### What is expected
Transcribe the listing exactly, leaving out every picture.

### Supplied data
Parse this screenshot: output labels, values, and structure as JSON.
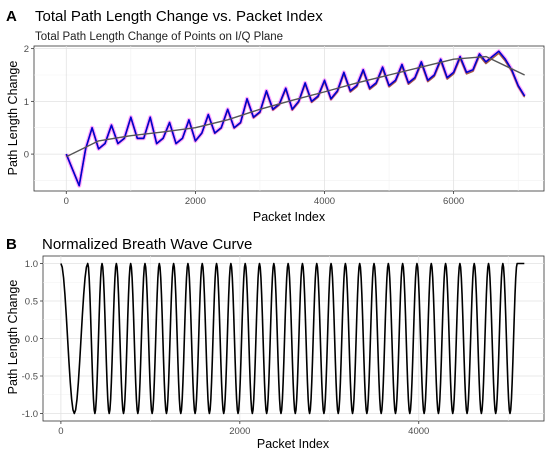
{
  "chart_data": [
    {
      "panel_label": "A",
      "type": "line",
      "title": "Total Path Length Change vs. Packet Index",
      "subtitle": "Total Path Length Change of Points on I/Q Plane",
      "xlabel": "Packet Index",
      "ylabel": "Path Length Change",
      "xlim": [
        -500,
        7400
      ],
      "ylim": [
        -0.7,
        2.05
      ],
      "xticks": [
        0,
        2000,
        4000,
        6000
      ],
      "xtick_labels": [
        "0",
        "2000",
        "4000",
        "6000"
      ],
      "yticks": [
        0,
        1,
        2
      ],
      "ytick_labels": [
        "0",
        "1",
        "2"
      ],
      "grid": true,
      "legend": "none",
      "colors": {
        "raw": "#0000cc",
        "bands": "#ff00ff",
        "trend": "#8b4513",
        "trend_line": "#555555"
      },
      "raw_series": {
        "x": [
          0,
          100,
          200,
          300,
          400,
          500,
          600,
          700,
          800,
          900,
          1000,
          1100,
          1200,
          1300,
          1400,
          1500,
          1600,
          1700,
          1800,
          1900,
          2000,
          2100,
          2200,
          2300,
          2400,
          2500,
          2600,
          2700,
          2800,
          2900,
          3000,
          3100,
          3200,
          3300,
          3400,
          3500,
          3600,
          3700,
          3800,
          3900,
          4000,
          4100,
          4200,
          4300,
          4400,
          4500,
          4600,
          4700,
          4800,
          4900,
          5000,
          5100,
          5200,
          5300,
          5400,
          5500,
          5600,
          5700,
          5800,
          5900,
          6000,
          6100,
          6200,
          6300,
          6400,
          6500,
          6600,
          6700,
          6800,
          6900,
          7000,
          7100
        ],
        "y": [
          0.0,
          -0.3,
          -0.6,
          0.1,
          0.5,
          0.1,
          0.2,
          0.55,
          0.2,
          0.3,
          0.7,
          0.3,
          0.3,
          0.7,
          0.2,
          0.3,
          0.6,
          0.2,
          0.3,
          0.65,
          0.25,
          0.4,
          0.75,
          0.4,
          0.5,
          0.85,
          0.5,
          0.6,
          1.05,
          0.7,
          0.8,
          1.2,
          0.85,
          0.95,
          1.25,
          0.85,
          1.0,
          1.35,
          1.0,
          1.1,
          1.4,
          1.05,
          1.2,
          1.55,
          1.2,
          1.3,
          1.6,
          1.25,
          1.35,
          1.65,
          1.3,
          1.4,
          1.7,
          1.35,
          1.45,
          1.75,
          1.4,
          1.5,
          1.8,
          1.45,
          1.55,
          1.85,
          1.55,
          1.6,
          1.9,
          1.75,
          1.85,
          1.95,
          1.8,
          1.6,
          1.3,
          1.1
        ]
      },
      "trend_series": {
        "x": [
          0,
          500,
          1000,
          1500,
          2000,
          2500,
          3000,
          3500,
          4000,
          4500,
          5000,
          5500,
          6000,
          6500,
          7100
        ],
        "y": [
          -0.05,
          0.25,
          0.35,
          0.42,
          0.5,
          0.65,
          0.85,
          1.02,
          1.18,
          1.35,
          1.5,
          1.65,
          1.8,
          1.85,
          1.5
        ]
      }
    },
    {
      "panel_label": "B",
      "type": "line",
      "title": "Normalized Breath Wave Curve",
      "xlabel": "Packet Index",
      "ylabel": "Path Length Change",
      "xlim": [
        -200,
        5400
      ],
      "ylim": [
        -1.1,
        1.1
      ],
      "xticks": [
        0,
        2000,
        4000
      ],
      "xtick_labels": [
        "0",
        "2000",
        "4000"
      ],
      "yticks": [
        -1.0,
        -0.5,
        0.0,
        0.5,
        1.0
      ],
      "ytick_labels": [
        "-1.0",
        "-0.5",
        "0.0",
        "0.5",
        "1.0"
      ],
      "grid": true,
      "legend": "none",
      "colors": {
        "line": "#000000"
      },
      "series": {
        "x": [
          0,
          150,
          300,
          380,
          460,
          540,
          620,
          700,
          780,
          860,
          940,
          1020,
          1100,
          1180,
          1260,
          1340,
          1420,
          1500,
          1580,
          1660,
          1740,
          1820,
          1900,
          1980,
          2060,
          2140,
          2220,
          2300,
          2380,
          2460,
          2540,
          2620,
          2700,
          2780,
          2860,
          2940,
          3020,
          3100,
          3180,
          3260,
          3340,
          3420,
          3500,
          3580,
          3660,
          3740,
          3820,
          3900,
          3980,
          4060,
          4140,
          4220,
          4300,
          4380,
          4460,
          4540,
          4620,
          4700,
          4780,
          4860,
          4940,
          5020,
          5100,
          5180
        ],
        "y": [
          1.0,
          -1.0,
          1.0,
          -1.0,
          1.0,
          -1.0,
          1.0,
          -1.0,
          1.0,
          -1.0,
          1.0,
          -1.0,
          1.0,
          -1.0,
          1.0,
          -1.0,
          1.0,
          -1.0,
          1.0,
          -1.0,
          1.0,
          -1.0,
          1.0,
          -1.0,
          1.0,
          -1.0,
          1.0,
          -1.0,
          1.0,
          -1.0,
          1.0,
          -1.0,
          1.0,
          -1.0,
          1.0,
          -1.0,
          1.0,
          -1.0,
          1.0,
          -1.0,
          1.0,
          -1.0,
          1.0,
          -1.0,
          1.0,
          -1.0,
          1.0,
          -1.0,
          1.0,
          -1.0,
          1.0,
          -1.0,
          1.0,
          -1.0,
          1.0,
          -1.0,
          1.0,
          -1.0,
          1.0,
          -1.0,
          1.0,
          -1.0,
          1.0,
          1.0
        ]
      }
    }
  ]
}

### Solution below
Parse this screenshot: output labels, values, and structure as JSON.
{
  "chart_data": [
    {
      "panel_label": "A",
      "type": "line",
      "title": "Total Path Length Change vs. Packet Index",
      "subtitle": "Total Path Length Change of Points on I/Q Plane",
      "xlabel": "Packet Index",
      "ylabel": "Path Length Change",
      "xlim": [
        -500,
        7400
      ],
      "ylim": [
        -0.7,
        2.05
      ],
      "xticks": [
        0,
        2000,
        4000,
        6000
      ],
      "xtick_labels": [
        "0",
        "2000",
        "4000",
        "6000"
      ],
      "yticks": [
        0,
        1,
        2
      ],
      "ytick_labels": [
        "0",
        "1",
        "2"
      ],
      "grid": true,
      "legend": "none",
      "colors": {
        "raw": "#0000cc",
        "bands": "#ff00ff",
        "trend": "#8b4513",
        "trend_line": "#555555"
      },
      "raw_series": {
        "x": [
          0,
          100,
          200,
          300,
          400,
          500,
          600,
          700,
          800,
          900,
          1000,
          1100,
          1200,
          1300,
          1400,
          1500,
          1600,
          1700,
          1800,
          1900,
          2000,
          2100,
          2200,
          2300,
          2400,
          2500,
          2600,
          2700,
          2800,
          2900,
          3000,
          3100,
          3200,
          3300,
          3400,
          3500,
          3600,
          3700,
          3800,
          3900,
          4000,
          4100,
          4200,
          4300,
          4400,
          4500,
          4600,
          4700,
          4800,
          4900,
          5000,
          5100,
          5200,
          5300,
          5400,
          5500,
          5600,
          5700,
          5800,
          5900,
          6000,
          6100,
          6200,
          6300,
          6400,
          6500,
          6600,
          6700,
          6800,
          6900,
          7000,
          7100
        ],
        "y": [
          0.0,
          -0.3,
          -0.6,
          0.1,
          0.5,
          0.1,
          0.2,
          0.55,
          0.2,
          0.3,
          0.7,
          0.3,
          0.3,
          0.7,
          0.2,
          0.3,
          0.6,
          0.2,
          0.3,
          0.65,
          0.25,
          0.4,
          0.75,
          0.4,
          0.5,
          0.85,
          0.5,
          0.6,
          1.05,
          0.7,
          0.8,
          1.2,
          0.85,
          0.95,
          1.25,
          0.85,
          1.0,
          1.35,
          1.0,
          1.1,
          1.4,
          1.05,
          1.2,
          1.55,
          1.2,
          1.3,
          1.6,
          1.25,
          1.35,
          1.65,
          1.3,
          1.4,
          1.7,
          1.35,
          1.45,
          1.75,
          1.4,
          1.5,
          1.8,
          1.45,
          1.55,
          1.85,
          1.55,
          1.6,
          1.9,
          1.75,
          1.85,
          1.95,
          1.8,
          1.6,
          1.3,
          1.1
        ]
      },
      "trend_series": {
        "x": [
          0,
          500,
          1000,
          1500,
          2000,
          2500,
          3000,
          3500,
          4000,
          4500,
          5000,
          5500,
          6000,
          6500,
          7100
        ],
        "y": [
          -0.05,
          0.25,
          0.35,
          0.42,
          0.5,
          0.65,
          0.85,
          1.02,
          1.18,
          1.35,
          1.5,
          1.65,
          1.8,
          1.85,
          1.5
        ]
      }
    },
    {
      "panel_label": "B",
      "type": "line",
      "title": "Normalized Breath Wave Curve",
      "xlabel": "Packet Index",
      "ylabel": "Path Length Change",
      "xlim": [
        -200,
        5400
      ],
      "ylim": [
        -1.1,
        1.1
      ],
      "xticks": [
        0,
        2000,
        4000
      ],
      "xtick_labels": [
        "0",
        "2000",
        "4000"
      ],
      "yticks": [
        -1.0,
        -0.5,
        0.0,
        0.5,
        1.0
      ],
      "ytick_labels": [
        "-1.0",
        "-0.5",
        "0.0",
        "0.5",
        "1.0"
      ],
      "grid": true,
      "legend": "none",
      "colors": {
        "line": "#000000"
      },
      "series": {
        "x": [
          0,
          150,
          300,
          380,
          460,
          540,
          620,
          700,
          780,
          860,
          940,
          1020,
          1100,
          1180,
          1260,
          1340,
          1420,
          1500,
          1580,
          1660,
          1740,
          1820,
          1900,
          1980,
          2060,
          2140,
          2220,
          2300,
          2380,
          2460,
          2540,
          2620,
          2700,
          2780,
          2860,
          2940,
          3020,
          3100,
          3180,
          3260,
          3340,
          3420,
          3500,
          3580,
          3660,
          3740,
          3820,
          3900,
          3980,
          4060,
          4140,
          4220,
          4300,
          4380,
          4460,
          4540,
          4620,
          4700,
          4780,
          4860,
          4940,
          5020,
          5100,
          5180
        ],
        "y": [
          1.0,
          -1.0,
          1.0,
          -1.0,
          1.0,
          -1.0,
          1.0,
          -1.0,
          1.0,
          -1.0,
          1.0,
          -1.0,
          1.0,
          -1.0,
          1.0,
          -1.0,
          1.0,
          -1.0,
          1.0,
          -1.0,
          1.0,
          -1.0,
          1.0,
          -1.0,
          1.0,
          -1.0,
          1.0,
          -1.0,
          1.0,
          -1.0,
          1.0,
          -1.0,
          1.0,
          -1.0,
          1.0,
          -1.0,
          1.0,
          -1.0,
          1.0,
          -1.0,
          1.0,
          -1.0,
          1.0,
          -1.0,
          1.0,
          -1.0,
          1.0,
          -1.0,
          1.0,
          -1.0,
          1.0,
          -1.0,
          1.0,
          -1.0,
          1.0,
          -1.0,
          1.0,
          -1.0,
          1.0,
          -1.0,
          1.0,
          -1.0,
          1.0,
          1.0
        ]
      }
    }
  ]
}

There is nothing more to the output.